* **Objective**: Please rewrite these rows with every "data-point" renamed to "chart-point" and nothing else changed. Leave out the pictures.

* **Dataset excerpts**:

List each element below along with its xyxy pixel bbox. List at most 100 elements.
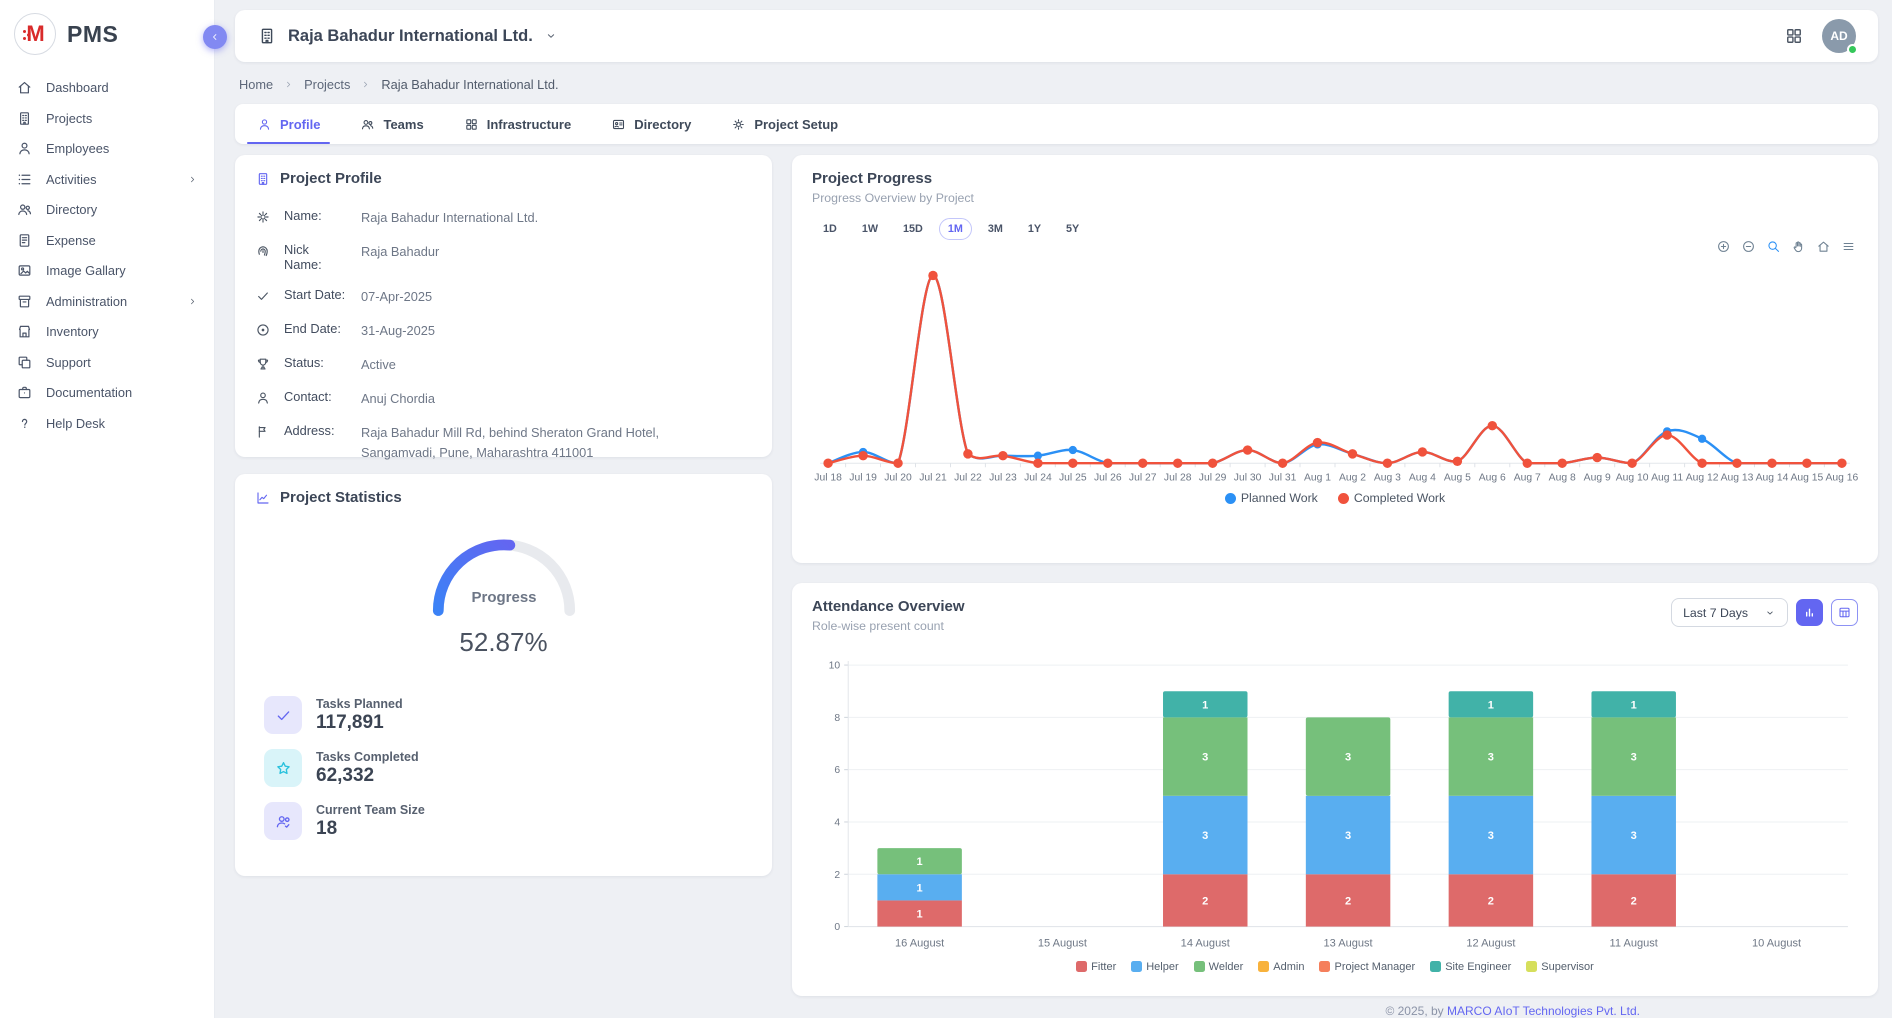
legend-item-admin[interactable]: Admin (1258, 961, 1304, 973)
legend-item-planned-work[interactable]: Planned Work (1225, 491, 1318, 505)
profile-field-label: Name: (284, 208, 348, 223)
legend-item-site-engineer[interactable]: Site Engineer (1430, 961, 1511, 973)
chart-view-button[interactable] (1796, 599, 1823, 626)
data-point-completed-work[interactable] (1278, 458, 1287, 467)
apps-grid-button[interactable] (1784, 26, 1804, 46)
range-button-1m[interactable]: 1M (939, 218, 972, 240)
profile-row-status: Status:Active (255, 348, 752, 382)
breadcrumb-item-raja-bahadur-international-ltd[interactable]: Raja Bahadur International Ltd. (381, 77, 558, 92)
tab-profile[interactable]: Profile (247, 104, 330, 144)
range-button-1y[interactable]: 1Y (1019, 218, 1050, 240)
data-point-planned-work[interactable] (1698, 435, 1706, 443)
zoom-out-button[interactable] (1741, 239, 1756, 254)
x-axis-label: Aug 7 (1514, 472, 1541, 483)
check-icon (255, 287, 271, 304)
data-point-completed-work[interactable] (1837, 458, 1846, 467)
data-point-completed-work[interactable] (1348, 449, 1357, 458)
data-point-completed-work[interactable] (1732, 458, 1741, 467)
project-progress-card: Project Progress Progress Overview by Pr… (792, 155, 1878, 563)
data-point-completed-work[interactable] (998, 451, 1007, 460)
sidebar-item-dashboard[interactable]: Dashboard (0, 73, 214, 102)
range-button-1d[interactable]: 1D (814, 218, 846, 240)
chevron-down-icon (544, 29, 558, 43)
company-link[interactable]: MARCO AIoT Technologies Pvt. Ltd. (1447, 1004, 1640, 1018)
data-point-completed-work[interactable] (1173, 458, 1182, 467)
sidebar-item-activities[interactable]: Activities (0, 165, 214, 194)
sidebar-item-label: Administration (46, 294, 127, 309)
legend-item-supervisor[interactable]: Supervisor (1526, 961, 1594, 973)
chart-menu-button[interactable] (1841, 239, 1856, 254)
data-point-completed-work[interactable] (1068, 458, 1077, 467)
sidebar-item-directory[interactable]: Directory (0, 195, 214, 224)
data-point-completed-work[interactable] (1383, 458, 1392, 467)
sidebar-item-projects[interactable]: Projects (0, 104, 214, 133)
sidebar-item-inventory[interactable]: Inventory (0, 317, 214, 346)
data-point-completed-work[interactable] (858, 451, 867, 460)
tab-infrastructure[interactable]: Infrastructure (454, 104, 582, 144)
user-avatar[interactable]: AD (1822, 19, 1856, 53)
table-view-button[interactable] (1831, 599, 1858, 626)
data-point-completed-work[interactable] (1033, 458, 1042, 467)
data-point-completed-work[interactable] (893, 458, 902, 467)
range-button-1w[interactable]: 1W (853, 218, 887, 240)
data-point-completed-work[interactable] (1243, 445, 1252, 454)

* **Result below**:
List each element below along with its xyxy pixel bbox. List at most 100 elements.
legend-item-admin[interactable]: Admin (1258, 961, 1304, 973)
legend-item-planned-work[interactable]: Planned Work (1225, 491, 1318, 505)
profile-field-label: Name: (284, 208, 348, 223)
legend-item-site-engineer[interactable]: Site Engineer (1430, 961, 1511, 973)
chart-view-button[interactable] (1796, 599, 1823, 626)
chart-point-completed-work[interactable] (1278, 458, 1287, 467)
apps-grid-button[interactable] (1784, 26, 1804, 46)
range-button-1m[interactable]: 1M (939, 218, 972, 240)
profile-row-status: Status:Active (255, 348, 752, 382)
breadcrumb-item-raja-bahadur-international-ltd[interactable]: Raja Bahadur International Ltd. (381, 77, 558, 92)
tab-profile[interactable]: Profile (247, 104, 330, 144)
range-button-1y[interactable]: 1Y (1019, 218, 1050, 240)
chart-point-planned-work[interactable] (1698, 435, 1706, 443)
zoom-out-button[interactable] (1741, 239, 1756, 254)
x-axis-label: Aug 7 (1514, 472, 1541, 483)
check-icon (255, 287, 271, 304)
chart-point-completed-work[interactable] (1837, 458, 1846, 467)
chart-point-completed-work[interactable] (1348, 449, 1357, 458)
chart-point-completed-work[interactable] (1732, 458, 1741, 467)
project-progress-card: Project Progress Progress Overview by Pr… (792, 155, 1878, 563)
chart-point-completed-work[interactable] (998, 451, 1007, 460)
sidebar-item-dashboard[interactable]: Dashboard (0, 73, 214, 102)
range-button-1d[interactable]: 1D (814, 218, 846, 240)
chevron-down-icon (544, 29, 558, 43)
company-link[interactable]: MARCO AIoT Technologies Pvt. Ltd. (1447, 1004, 1640, 1018)
chart-point-completed-work[interactable] (1173, 458, 1182, 467)
sidebar-item-activities[interactable]: Activities (0, 165, 214, 194)
sidebar-item-label: Administration (46, 294, 127, 309)
legend-item-supervisor[interactable]: Supervisor (1526, 961, 1594, 973)
chart-menu-button[interactable] (1841, 239, 1856, 254)
chart-point-completed-work[interactable] (1068, 458, 1077, 467)
sidebar-item-directory[interactable]: Directory (0, 195, 214, 224)
chart-point-completed-work[interactable] (1383, 458, 1392, 467)
sidebar-item-projects[interactable]: Projects (0, 104, 214, 133)
sidebar-item-inventory[interactable]: Inventory (0, 317, 214, 346)
chart-point-completed-work[interactable] (858, 451, 867, 460)
tab-infrastructure[interactable]: Infrastructure (454, 104, 582, 144)
user-avatar[interactable]: AD (1822, 19, 1856, 53)
table-view-button[interactable] (1831, 599, 1858, 626)
chart-point-completed-work[interactable] (1033, 458, 1042, 467)
chart-point-completed-work[interactable] (893, 458, 902, 467)
range-button-1w[interactable]: 1W (853, 218, 887, 240)
chart-point-completed-work[interactable] (1243, 445, 1252, 454)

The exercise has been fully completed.